* **Exercise directions**
Find and return each line containing "screenshot".

* **Data records**
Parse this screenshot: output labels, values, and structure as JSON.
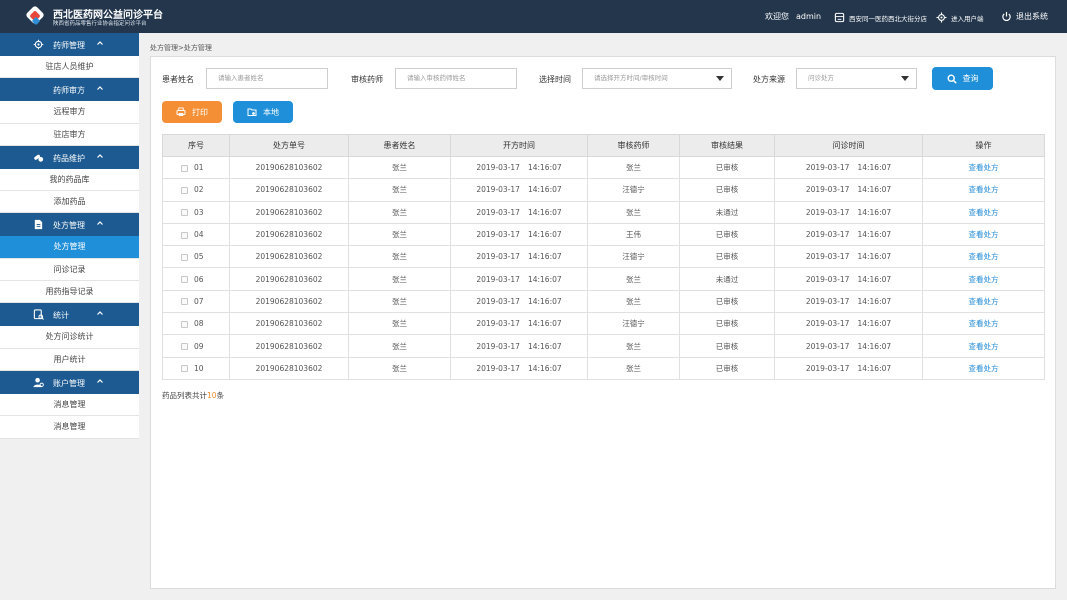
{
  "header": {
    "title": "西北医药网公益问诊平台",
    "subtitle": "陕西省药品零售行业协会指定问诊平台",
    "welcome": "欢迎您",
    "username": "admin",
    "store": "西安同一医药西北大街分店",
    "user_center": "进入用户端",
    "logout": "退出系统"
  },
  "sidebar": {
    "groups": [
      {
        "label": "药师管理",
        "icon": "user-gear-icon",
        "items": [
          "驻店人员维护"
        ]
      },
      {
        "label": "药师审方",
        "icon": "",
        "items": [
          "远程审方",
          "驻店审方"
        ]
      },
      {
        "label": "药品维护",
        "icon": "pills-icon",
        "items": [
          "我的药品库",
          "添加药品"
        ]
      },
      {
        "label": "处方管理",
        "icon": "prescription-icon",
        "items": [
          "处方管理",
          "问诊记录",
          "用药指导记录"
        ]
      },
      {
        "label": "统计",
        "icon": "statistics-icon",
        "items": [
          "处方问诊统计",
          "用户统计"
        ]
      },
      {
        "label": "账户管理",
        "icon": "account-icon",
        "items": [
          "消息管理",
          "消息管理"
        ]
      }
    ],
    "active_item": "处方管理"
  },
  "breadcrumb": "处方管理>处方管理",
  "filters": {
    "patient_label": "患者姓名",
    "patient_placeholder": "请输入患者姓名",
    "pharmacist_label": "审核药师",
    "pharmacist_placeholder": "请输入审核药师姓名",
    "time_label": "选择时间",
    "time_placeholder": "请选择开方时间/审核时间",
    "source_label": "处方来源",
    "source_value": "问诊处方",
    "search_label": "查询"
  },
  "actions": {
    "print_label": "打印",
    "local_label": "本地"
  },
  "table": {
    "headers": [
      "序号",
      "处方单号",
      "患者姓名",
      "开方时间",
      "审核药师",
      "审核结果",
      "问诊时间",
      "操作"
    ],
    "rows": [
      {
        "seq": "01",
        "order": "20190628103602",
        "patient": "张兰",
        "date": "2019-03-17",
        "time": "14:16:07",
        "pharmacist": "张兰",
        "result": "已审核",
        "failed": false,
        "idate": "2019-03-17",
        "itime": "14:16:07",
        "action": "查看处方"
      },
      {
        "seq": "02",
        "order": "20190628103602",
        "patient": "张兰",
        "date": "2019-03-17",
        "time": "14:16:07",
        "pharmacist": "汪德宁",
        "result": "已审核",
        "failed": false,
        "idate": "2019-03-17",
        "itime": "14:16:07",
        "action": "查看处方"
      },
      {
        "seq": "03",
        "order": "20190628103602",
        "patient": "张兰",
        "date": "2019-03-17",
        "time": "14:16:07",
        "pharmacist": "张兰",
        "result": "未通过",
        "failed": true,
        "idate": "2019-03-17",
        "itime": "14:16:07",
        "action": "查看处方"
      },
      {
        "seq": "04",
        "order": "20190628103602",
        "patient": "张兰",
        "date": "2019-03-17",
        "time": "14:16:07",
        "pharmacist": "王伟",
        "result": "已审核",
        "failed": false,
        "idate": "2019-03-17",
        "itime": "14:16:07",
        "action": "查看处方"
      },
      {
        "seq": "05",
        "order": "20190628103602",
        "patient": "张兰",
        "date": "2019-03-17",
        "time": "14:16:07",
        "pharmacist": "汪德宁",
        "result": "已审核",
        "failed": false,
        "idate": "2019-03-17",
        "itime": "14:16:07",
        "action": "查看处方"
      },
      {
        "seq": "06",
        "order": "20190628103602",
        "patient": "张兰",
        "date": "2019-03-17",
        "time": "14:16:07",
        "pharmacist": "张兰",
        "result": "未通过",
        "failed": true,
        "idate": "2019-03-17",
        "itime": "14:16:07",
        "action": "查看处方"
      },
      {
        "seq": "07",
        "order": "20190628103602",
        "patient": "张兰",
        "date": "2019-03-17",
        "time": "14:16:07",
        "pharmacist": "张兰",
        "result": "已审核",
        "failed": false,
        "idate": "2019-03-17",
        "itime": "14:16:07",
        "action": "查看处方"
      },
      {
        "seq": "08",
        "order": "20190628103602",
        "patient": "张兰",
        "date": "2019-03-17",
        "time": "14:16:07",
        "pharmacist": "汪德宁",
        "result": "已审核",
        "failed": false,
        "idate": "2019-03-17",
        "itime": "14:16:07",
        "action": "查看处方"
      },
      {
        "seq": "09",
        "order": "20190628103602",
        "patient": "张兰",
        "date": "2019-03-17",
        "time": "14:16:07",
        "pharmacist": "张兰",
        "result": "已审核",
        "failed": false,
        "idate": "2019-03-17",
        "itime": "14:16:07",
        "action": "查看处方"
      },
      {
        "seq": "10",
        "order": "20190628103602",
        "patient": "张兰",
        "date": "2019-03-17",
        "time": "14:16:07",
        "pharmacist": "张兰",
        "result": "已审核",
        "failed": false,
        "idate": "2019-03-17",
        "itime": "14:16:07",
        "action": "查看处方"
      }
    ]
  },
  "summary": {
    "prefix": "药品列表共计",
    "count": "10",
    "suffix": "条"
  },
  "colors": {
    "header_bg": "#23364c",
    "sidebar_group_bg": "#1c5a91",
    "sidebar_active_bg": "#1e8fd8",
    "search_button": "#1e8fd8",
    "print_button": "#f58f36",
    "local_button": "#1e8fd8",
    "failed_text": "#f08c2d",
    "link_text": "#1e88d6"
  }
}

==

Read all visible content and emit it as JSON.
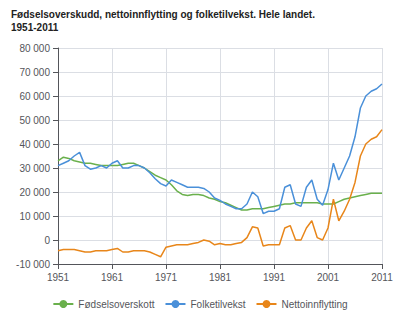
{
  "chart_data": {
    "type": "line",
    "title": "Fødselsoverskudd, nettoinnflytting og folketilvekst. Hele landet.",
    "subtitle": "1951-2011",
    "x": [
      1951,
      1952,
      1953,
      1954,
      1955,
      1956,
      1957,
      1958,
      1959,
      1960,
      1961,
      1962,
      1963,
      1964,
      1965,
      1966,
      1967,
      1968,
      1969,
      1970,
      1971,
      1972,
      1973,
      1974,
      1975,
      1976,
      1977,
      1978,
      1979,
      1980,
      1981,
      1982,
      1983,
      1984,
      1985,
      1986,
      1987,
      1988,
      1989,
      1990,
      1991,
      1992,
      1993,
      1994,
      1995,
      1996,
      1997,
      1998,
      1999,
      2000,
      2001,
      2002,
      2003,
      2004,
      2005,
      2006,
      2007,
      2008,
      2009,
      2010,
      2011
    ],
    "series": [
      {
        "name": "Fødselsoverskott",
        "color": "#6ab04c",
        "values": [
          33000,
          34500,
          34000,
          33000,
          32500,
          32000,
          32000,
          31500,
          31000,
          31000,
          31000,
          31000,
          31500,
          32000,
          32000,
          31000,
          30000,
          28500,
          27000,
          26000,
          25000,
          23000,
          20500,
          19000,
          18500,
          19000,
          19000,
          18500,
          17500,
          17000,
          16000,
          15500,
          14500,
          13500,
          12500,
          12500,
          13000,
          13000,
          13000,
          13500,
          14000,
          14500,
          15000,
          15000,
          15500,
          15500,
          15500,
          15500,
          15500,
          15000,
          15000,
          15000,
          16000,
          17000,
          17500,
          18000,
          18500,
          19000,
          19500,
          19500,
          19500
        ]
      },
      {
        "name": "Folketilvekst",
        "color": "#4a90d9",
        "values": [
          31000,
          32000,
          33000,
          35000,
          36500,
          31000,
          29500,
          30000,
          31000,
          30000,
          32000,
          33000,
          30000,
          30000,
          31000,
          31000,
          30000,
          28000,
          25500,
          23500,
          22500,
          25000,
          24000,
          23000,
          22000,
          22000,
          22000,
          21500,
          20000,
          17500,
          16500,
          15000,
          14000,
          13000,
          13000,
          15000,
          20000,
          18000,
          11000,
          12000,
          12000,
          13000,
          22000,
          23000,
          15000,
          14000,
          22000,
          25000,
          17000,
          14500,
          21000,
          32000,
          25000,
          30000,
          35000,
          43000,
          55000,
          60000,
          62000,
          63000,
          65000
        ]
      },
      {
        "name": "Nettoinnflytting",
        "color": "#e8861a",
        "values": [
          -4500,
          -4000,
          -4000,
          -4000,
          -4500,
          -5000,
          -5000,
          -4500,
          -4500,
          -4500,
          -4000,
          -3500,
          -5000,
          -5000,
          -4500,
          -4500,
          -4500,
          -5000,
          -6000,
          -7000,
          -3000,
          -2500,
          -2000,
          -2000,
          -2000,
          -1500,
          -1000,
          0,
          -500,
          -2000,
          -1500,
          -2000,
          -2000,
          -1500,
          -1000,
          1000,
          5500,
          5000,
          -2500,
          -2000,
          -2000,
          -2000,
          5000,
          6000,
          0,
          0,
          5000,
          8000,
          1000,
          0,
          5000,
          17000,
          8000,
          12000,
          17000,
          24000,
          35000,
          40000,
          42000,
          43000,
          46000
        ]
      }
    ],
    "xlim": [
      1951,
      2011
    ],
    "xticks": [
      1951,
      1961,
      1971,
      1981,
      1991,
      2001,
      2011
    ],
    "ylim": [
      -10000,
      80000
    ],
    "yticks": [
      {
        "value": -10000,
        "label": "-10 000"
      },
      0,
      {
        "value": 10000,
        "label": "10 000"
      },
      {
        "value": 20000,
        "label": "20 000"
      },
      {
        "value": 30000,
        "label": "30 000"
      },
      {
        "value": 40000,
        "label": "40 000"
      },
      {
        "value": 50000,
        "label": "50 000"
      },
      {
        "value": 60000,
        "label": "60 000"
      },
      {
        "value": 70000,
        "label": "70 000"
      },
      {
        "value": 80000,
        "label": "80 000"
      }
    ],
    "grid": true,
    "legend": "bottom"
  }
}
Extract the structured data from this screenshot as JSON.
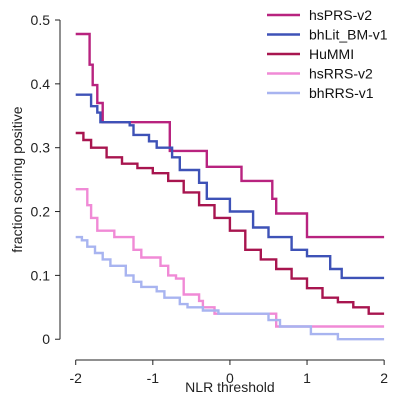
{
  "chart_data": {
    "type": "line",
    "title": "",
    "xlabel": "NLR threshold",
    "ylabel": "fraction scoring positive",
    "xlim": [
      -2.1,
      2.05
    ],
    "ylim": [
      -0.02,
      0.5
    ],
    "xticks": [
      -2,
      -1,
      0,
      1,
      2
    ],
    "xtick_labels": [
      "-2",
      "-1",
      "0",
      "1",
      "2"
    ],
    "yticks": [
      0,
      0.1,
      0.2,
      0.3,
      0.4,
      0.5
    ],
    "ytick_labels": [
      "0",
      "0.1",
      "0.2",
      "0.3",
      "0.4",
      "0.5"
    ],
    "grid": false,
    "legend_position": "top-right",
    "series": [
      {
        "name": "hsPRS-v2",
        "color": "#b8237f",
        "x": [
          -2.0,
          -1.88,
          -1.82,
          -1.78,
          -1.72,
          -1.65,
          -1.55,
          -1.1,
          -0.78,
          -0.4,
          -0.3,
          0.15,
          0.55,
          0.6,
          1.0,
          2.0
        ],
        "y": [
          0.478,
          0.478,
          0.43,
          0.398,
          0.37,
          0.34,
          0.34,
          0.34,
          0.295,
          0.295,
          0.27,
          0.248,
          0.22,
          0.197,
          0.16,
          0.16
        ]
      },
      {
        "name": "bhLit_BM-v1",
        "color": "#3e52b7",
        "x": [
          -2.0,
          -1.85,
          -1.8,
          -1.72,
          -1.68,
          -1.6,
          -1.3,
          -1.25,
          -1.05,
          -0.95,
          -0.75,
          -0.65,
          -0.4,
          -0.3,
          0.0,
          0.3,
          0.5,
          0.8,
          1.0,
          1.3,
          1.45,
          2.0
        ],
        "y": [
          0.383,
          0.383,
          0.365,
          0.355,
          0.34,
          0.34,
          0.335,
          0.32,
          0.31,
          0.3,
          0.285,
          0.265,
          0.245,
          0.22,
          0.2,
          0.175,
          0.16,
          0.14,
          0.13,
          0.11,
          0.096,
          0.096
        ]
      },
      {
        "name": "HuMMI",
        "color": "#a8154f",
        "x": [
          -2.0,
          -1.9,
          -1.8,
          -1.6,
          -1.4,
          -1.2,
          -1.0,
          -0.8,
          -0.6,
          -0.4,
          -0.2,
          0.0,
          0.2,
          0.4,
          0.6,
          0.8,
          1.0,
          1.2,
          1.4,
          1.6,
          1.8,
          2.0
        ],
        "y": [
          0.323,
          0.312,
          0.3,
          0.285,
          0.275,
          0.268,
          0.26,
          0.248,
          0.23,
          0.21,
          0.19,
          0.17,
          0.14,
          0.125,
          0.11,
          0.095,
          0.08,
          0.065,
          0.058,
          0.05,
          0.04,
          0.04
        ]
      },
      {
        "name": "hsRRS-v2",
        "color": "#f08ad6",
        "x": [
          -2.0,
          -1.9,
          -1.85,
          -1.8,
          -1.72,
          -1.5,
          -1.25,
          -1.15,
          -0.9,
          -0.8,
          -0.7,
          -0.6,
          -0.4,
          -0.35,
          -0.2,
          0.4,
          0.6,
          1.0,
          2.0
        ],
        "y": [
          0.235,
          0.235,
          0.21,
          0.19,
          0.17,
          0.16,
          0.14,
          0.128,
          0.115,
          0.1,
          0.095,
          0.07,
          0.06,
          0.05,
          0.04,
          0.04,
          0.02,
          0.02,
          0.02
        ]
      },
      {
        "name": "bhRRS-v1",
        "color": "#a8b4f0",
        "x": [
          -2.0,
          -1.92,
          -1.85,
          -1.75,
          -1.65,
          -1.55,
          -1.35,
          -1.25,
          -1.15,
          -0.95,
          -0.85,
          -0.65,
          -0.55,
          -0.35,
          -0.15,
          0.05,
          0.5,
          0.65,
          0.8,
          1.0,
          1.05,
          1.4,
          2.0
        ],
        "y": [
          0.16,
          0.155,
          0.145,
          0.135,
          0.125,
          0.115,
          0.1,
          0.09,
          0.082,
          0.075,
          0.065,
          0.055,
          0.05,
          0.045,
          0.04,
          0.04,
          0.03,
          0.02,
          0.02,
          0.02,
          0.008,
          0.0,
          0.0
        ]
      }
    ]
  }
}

* **Exercise output**
Parse this screenshot: output labels, values, and structure as JSON.
Extract the structured data from this screenshot as JSON.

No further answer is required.